INSTRUCTION
Reproduce each line that includes the word "работы".

PROVIDED INFORMATION
▼▼▼

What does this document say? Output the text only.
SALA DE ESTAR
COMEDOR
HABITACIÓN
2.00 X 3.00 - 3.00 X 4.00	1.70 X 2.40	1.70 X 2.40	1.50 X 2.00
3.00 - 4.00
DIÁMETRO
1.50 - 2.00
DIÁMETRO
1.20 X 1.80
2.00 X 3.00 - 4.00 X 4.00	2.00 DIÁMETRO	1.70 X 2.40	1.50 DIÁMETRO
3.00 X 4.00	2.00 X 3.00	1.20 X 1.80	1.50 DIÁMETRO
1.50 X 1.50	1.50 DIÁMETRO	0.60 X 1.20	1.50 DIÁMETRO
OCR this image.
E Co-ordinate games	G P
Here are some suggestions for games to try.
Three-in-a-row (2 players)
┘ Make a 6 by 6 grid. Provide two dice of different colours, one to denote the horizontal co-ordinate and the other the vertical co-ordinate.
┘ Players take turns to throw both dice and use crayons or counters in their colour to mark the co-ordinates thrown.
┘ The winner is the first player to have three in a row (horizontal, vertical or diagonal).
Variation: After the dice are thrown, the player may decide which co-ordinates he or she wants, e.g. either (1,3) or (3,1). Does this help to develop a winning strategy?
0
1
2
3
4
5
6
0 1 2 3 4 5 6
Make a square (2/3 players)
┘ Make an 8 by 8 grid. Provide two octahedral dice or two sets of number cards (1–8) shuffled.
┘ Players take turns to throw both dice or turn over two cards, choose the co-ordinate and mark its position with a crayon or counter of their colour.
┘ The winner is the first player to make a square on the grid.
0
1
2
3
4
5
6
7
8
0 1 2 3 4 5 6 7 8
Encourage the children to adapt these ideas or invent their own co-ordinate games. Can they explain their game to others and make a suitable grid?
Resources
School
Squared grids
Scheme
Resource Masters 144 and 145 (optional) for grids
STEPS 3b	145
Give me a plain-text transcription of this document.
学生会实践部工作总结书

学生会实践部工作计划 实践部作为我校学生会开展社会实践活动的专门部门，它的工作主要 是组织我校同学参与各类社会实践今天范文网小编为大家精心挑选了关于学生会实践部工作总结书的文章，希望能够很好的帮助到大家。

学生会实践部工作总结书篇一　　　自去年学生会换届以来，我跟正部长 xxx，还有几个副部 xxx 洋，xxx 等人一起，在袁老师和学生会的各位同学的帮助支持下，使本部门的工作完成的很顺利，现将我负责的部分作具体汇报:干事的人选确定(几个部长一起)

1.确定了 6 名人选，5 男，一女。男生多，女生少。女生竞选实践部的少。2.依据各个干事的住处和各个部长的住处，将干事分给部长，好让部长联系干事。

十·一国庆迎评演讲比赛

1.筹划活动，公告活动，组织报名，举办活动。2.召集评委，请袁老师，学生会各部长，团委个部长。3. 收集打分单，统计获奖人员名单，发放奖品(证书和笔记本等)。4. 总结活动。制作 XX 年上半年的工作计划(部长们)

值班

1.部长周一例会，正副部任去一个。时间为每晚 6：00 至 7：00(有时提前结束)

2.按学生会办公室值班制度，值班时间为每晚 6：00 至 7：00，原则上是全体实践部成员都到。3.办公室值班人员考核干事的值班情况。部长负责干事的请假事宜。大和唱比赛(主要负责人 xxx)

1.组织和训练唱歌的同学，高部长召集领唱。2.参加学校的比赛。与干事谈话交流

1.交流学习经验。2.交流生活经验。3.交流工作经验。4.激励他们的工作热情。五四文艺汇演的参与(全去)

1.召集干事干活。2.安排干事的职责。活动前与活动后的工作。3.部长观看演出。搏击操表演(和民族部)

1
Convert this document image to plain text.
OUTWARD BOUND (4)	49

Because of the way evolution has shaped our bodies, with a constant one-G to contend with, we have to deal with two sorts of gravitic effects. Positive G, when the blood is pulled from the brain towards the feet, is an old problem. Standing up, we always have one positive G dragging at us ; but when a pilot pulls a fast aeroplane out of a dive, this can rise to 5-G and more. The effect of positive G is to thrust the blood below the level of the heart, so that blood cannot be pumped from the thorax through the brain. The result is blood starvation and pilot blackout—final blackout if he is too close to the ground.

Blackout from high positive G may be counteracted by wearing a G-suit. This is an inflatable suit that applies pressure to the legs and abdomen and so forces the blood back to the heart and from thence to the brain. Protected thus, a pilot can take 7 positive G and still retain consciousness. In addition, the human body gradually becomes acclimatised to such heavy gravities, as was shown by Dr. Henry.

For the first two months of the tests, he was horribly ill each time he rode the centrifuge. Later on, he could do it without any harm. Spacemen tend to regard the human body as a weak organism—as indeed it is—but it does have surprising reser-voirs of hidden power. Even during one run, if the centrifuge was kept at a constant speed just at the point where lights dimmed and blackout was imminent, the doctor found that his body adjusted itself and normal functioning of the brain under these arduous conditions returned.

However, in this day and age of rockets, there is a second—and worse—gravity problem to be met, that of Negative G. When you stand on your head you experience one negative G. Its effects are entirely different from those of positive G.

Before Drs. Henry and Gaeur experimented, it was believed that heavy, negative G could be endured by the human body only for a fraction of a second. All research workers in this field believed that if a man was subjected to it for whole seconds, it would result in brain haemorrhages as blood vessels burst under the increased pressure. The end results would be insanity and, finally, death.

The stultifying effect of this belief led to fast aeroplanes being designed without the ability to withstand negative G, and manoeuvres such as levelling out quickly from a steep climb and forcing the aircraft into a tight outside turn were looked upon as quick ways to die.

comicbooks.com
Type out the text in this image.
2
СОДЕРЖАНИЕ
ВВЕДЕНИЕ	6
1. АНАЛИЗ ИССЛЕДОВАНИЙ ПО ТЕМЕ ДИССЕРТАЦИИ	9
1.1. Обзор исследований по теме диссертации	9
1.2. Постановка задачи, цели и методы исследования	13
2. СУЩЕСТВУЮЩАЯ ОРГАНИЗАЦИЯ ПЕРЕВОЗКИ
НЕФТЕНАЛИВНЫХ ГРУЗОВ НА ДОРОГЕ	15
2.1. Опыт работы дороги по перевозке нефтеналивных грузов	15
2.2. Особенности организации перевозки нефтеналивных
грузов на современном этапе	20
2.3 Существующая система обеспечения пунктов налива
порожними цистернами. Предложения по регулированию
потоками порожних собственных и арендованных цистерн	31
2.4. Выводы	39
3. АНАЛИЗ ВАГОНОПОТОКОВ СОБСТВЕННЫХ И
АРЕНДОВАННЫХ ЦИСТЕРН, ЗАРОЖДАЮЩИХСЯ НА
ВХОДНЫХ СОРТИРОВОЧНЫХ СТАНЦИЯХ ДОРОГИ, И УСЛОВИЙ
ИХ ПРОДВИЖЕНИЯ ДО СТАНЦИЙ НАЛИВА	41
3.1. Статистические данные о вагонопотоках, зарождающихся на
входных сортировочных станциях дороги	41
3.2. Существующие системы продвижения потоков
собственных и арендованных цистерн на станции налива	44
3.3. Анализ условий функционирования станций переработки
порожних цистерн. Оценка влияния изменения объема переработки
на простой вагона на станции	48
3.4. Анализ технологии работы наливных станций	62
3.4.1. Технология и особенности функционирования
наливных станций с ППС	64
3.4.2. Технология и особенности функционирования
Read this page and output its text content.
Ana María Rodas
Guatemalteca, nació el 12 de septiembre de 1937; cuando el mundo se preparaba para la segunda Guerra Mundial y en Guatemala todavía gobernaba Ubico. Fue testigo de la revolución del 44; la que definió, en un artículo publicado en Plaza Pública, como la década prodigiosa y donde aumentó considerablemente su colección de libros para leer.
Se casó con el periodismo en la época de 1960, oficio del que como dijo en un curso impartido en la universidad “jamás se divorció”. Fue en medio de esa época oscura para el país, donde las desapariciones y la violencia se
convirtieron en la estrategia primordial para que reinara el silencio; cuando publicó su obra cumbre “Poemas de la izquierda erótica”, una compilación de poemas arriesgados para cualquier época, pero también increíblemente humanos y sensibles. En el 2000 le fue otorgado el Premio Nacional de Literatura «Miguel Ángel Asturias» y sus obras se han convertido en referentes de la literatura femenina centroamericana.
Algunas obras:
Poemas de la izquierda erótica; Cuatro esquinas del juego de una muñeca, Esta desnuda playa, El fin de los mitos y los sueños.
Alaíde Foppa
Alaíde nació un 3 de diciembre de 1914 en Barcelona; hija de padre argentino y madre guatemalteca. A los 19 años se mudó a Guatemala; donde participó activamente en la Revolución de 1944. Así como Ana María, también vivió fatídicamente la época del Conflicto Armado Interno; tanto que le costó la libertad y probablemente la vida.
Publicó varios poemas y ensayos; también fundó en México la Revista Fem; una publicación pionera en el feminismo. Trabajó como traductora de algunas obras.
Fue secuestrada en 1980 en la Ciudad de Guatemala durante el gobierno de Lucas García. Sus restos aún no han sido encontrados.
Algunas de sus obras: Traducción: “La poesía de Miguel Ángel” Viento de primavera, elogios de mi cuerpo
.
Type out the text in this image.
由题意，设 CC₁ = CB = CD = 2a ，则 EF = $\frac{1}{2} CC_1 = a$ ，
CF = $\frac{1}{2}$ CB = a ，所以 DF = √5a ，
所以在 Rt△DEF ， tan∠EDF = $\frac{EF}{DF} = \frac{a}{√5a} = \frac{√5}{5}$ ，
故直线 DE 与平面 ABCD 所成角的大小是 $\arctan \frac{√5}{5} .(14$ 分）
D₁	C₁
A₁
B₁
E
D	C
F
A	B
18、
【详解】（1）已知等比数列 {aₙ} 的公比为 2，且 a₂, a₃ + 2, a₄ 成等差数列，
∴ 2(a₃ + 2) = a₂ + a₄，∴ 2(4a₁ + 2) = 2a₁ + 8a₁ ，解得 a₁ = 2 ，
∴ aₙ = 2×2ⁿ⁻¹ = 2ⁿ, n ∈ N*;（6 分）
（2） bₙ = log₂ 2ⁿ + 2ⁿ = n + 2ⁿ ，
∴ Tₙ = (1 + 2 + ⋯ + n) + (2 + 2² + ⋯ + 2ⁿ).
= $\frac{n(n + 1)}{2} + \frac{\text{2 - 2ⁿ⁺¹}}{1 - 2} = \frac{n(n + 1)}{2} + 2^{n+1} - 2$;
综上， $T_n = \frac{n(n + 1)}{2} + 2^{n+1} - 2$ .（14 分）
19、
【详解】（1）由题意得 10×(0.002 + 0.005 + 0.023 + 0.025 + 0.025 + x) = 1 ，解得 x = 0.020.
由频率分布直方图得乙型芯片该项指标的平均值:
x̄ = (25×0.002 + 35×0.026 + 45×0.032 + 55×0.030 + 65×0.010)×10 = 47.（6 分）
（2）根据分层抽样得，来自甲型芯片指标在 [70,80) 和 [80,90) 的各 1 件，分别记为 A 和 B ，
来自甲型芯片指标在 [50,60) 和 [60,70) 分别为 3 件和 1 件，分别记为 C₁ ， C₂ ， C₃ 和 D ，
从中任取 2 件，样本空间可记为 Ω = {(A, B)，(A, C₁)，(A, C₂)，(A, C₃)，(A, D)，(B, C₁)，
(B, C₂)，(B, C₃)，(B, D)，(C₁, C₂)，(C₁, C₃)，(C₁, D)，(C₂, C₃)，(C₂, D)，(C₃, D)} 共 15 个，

▲▲▲

CORRECT ANSWER
2.1. Опыт работы дороги по перевозке нефтеналивных грузов	15
3.4. Анализ технологии работы наливных станций	62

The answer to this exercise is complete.